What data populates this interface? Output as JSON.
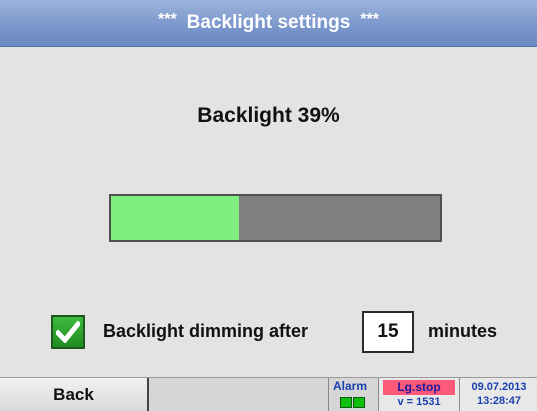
{
  "title": {
    "stars_left": "***",
    "text": "Backlight settings",
    "stars_right": "***"
  },
  "backlight": {
    "label": "Backlight 39%",
    "level_percent": 39
  },
  "dimming": {
    "checked": true,
    "label": "Backlight dimming after",
    "value": "15",
    "unit_label": "minutes"
  },
  "footer": {
    "back_label": "Back",
    "alarm_label": "Alarm",
    "log_status": "Lg.stop",
    "log_value": "v = 1531",
    "date": "09.07.2013",
    "time": "13:28:47"
  },
  "colors": {
    "title_bar": "#7b97cc",
    "bar_fill": "#80ef80",
    "bar_track": "#7f7f7f",
    "checkbox": "#2a9e2a",
    "alarm_led": "#10c010",
    "log_stop_bg": "#ff5a7a"
  }
}
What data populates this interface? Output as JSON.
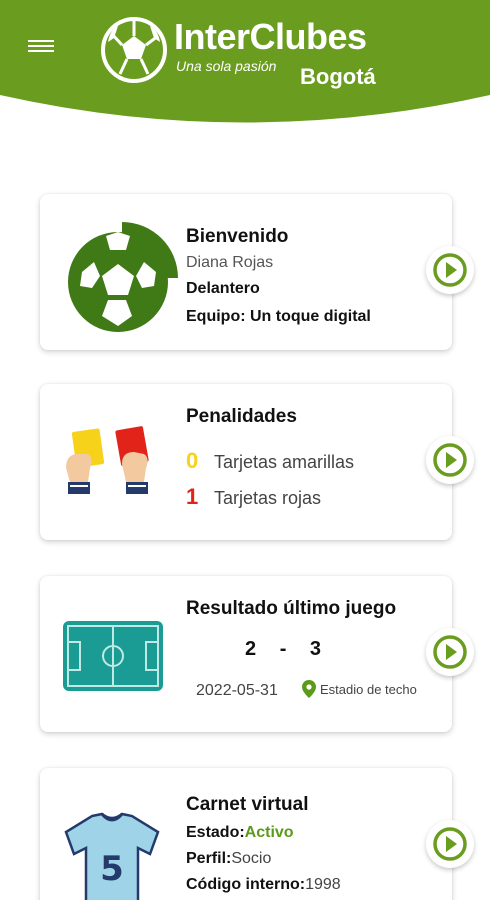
{
  "colors": {
    "brand_green": "#6a9d1f",
    "yellow_card": "#f6d21b",
    "red_card": "#e2231a",
    "pitch": "#1a9c94",
    "active": "#5b9a1a"
  },
  "header": {
    "menu_icon": "hamburger-icon",
    "logo": {
      "brand": "InterClubes",
      "tagline": "Una sola pasión",
      "city": "Bogotá"
    }
  },
  "welcome_card": {
    "icon": "soccer-ball-icon",
    "title": "Bienvenido",
    "name": "Diana Rojas",
    "position": "Delantero",
    "team": "Equipo: Un toque digital"
  },
  "penalties_card": {
    "icon": "referee-cards-icon",
    "title": "Penalidades",
    "yellow_count": "0",
    "yellow_label": "Tarjetas amarillas",
    "red_count": "1",
    "red_label": "Tarjetas rojas"
  },
  "result_card": {
    "icon": "soccer-field-icon",
    "title": "Resultado último juego",
    "home_score": "2",
    "separator": "-",
    "away_score": "3",
    "date": "2022-05-31",
    "venue": "Estadio de techo"
  },
  "carnet_card": {
    "icon": "jersey-icon",
    "jersey_number": "5",
    "title": "Carnet virtual",
    "status_label": "Estado:",
    "status_value": "Activo",
    "profile_label": "Perfil:",
    "profile_value": "Socio",
    "code_label": "Código interno:",
    "code_value": "1998"
  },
  "action_icon": "play-circle-icon"
}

════════

Exercise goal: Search the data above for the string "soccer" and return every line that has it.

Answer to the exercise:
    "icon": "soccer-ball-icon",
    "icon": "soccer-field-icon",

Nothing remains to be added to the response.